### Set exercise
Examine the entries and show every line in which the word "doctors" is found.

Excerpts from a figure dataset
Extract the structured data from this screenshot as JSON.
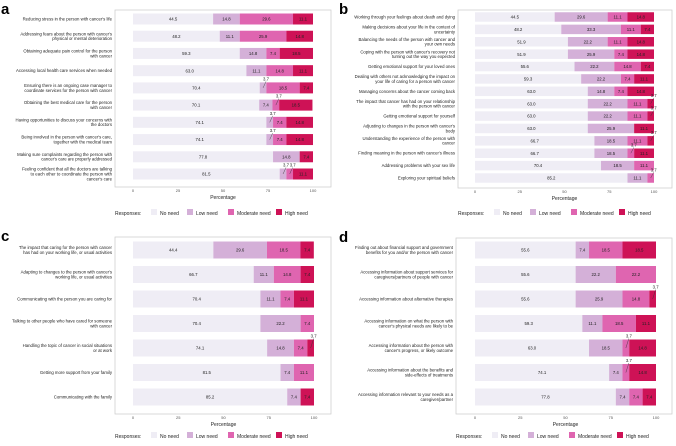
{
  "chart_data": {
    "type": "bar",
    "stacked": true,
    "orientation": "horizontal",
    "xlabel": "Percentage",
    "xlim": [
      0,
      100
    ],
    "xticks": [
      "0",
      "25",
      "50",
      "75",
      "100"
    ],
    "legend": {
      "title": "Responses:",
      "placement": "bottom",
      "entries": [
        "No need",
        "Low need",
        "Moderate need",
        "High need"
      ]
    },
    "colors": {
      "No need": "#efedf5",
      "Low need": "#d4b0d8",
      "Moderate need": "#df65b0",
      "High need": "#ce1256"
    },
    "panels": [
      {
        "letter": "a",
        "rows": [
          {
            "label": "Reducing stress in the person with cancer's life",
            "values": [
              44.5,
              14.8,
              29.6,
              11.1
            ]
          },
          {
            "label": "Addressing fears about the person with cancer's physical or mental deterioration",
            "values": [
              48.2,
              11.1,
              25.9,
              14.8
            ]
          },
          {
            "label": "Obtaining adequate pain control for the person with cancer",
            "values": [
              59.3,
              14.8,
              7.4,
              18.5
            ]
          },
          {
            "label": "Accessing local health care services when needed",
            "values": [
              63.0,
              11.1,
              14.8,
              11.1
            ]
          },
          {
            "label": "Ensuring there is an ongoing case manager to coordinate services for the person with cancer",
            "values": [
              70.4,
              3.7,
              18.5,
              7.4
            ]
          },
          {
            "label": "Obtaining the best medical care for the person with cancer",
            "values": [
              70.1,
              7.4,
              3.7,
              18.5
            ]
          },
          {
            "label": "Having opportunities to discuss your concerns with the doctors",
            "values": [
              74.1,
              3.7,
              7.4,
              14.8
            ]
          },
          {
            "label": "Being involved in the person with cancer's care, together with the medical team",
            "values": [
              74.1,
              3.7,
              7.4,
              14.8
            ]
          },
          {
            "label": "Making sure complaints regarding the person with cancer's care are properly addressed",
            "values": [
              77.8,
              14.8,
              0,
              7.4
            ]
          },
          {
            "label": "Feeling confident that all the doctors are talking to each other to coordinate the person with cancer's care",
            "values": [
              81.5,
              3.7,
              3.7,
              11.1
            ]
          }
        ]
      },
      {
        "letter": "b",
        "rows": [
          {
            "label": "Working through your feelings about death and dying",
            "values": [
              44.5,
              29.6,
              11.1,
              14.8
            ]
          },
          {
            "label": "Making decisions about your life in the context of uncertainty",
            "values": [
              48.2,
              33.3,
              11.1,
              7.4
            ]
          },
          {
            "label": "Balancing the needs of the person with cancer and your own needs",
            "values": [
              51.9,
              22.2,
              11.1,
              14.8
            ]
          },
          {
            "label": "Coping with the person with cancer's recovery not turning out the way you expected",
            "values": [
              51.9,
              25.9,
              7.4,
              14.8
            ]
          },
          {
            "label": "Getting emotional support for your loved ones",
            "values": [
              55.6,
              22.2,
              14.8,
              7.4
            ]
          },
          {
            "label": "Dealing with others not acknowledging the impact on your life of caring for a person with cancer",
            "values": [
              59.3,
              22.2,
              7.4,
              11.1
            ]
          },
          {
            "label": "Managing concerns about the cancer coming back",
            "values": [
              63.0,
              14.8,
              7.4,
              14.8
            ]
          },
          {
            "label": "The impact that cancer has had on your relationship with the person with cancer",
            "values": [
              63.0,
              22.2,
              11.1,
              3.7
            ]
          },
          {
            "label": "Getting emotional support for yourself",
            "values": [
              63.0,
              22.2,
              11.1,
              3.7
            ]
          },
          {
            "label": "Adjusting to changes in the person with cancer's body",
            "values": [
              63.0,
              25.9,
              0,
              11.1
            ]
          },
          {
            "label": "Understanding the experience of the person with cancer",
            "values": [
              66.7,
              18.5,
              11.1,
              3.7
            ]
          },
          {
            "label": "Finding meaning in the person with cancer's illness",
            "values": [
              66.7,
              18.5,
              3.7,
              11.1
            ]
          },
          {
            "label": "Addressing problems with your sex life",
            "values": [
              70.4,
              18.5,
              11.1,
              0
            ]
          },
          {
            "label": "Exploring your spiritual beliefs",
            "values": [
              85.2,
              11.1,
              3.7,
              0
            ]
          }
        ]
      },
      {
        "letter": "c",
        "rows": [
          {
            "label": "The impact that caring for the person with cancer has had on your working life, or usual activities",
            "values": [
              44.4,
              29.6,
              18.5,
              7.4
            ]
          },
          {
            "label": "Adapting to changes to the person with cancer's working life, or usual activities",
            "values": [
              66.7,
              11.1,
              14.8,
              7.4
            ]
          },
          {
            "label": "Communicating with the person you are caring for",
            "values": [
              70.4,
              11.1,
              7.4,
              11.1
            ]
          },
          {
            "label": "Talking to other people who have cared for someone with cancer",
            "values": [
              70.4,
              22.2,
              7.4,
              0
            ]
          },
          {
            "label": "Handling the topic of cancer in social situations or at work",
            "values": [
              74.1,
              14.8,
              7.4,
              3.7
            ]
          },
          {
            "label": "Getting more support from your family",
            "values": [
              81.5,
              7.4,
              11.1,
              0
            ]
          },
          {
            "label": "Communicating with the family",
            "values": [
              85.2,
              7.4,
              0,
              7.4
            ]
          }
        ]
      },
      {
        "letter": "d",
        "rows": [
          {
            "label": "Finding out about financial support and government benefits for you and/or the person with cancer",
            "values": [
              55.6,
              7.4,
              18.5,
              18.5
            ]
          },
          {
            "label": "Accessing information about support services for caregivers/partners of people with cancer",
            "values": [
              55.6,
              22.2,
              22.2,
              0
            ]
          },
          {
            "label": "Accessing information about alternative therapies",
            "values": [
              55.6,
              25.9,
              14.8,
              3.7
            ]
          },
          {
            "label": "Accessing information on what the person with cancer's physical needs are likely to be",
            "values": [
              59.3,
              11.1,
              18.5,
              11.1
            ]
          },
          {
            "label": "Accessing information about the person with cancer's progress, or likely outcome",
            "values": [
              63.0,
              18.5,
              3.7,
              14.8
            ]
          },
          {
            "label": "Accessing information about the benefits and side-effects of treatments",
            "values": [
              74.1,
              7.4,
              3.7,
              14.8
            ]
          },
          {
            "label": "Accessing information relevant to your needs as a caregiver/partner",
            "values": [
              77.8,
              7.4,
              7.4,
              7.4
            ]
          }
        ]
      }
    ]
  }
}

### The answer
            "label": "Having opportunities to discuss your concerns with the doctors",
            "label": "Feeling confident that all the doctors are talking to each other to coordinate the person with cancer's care",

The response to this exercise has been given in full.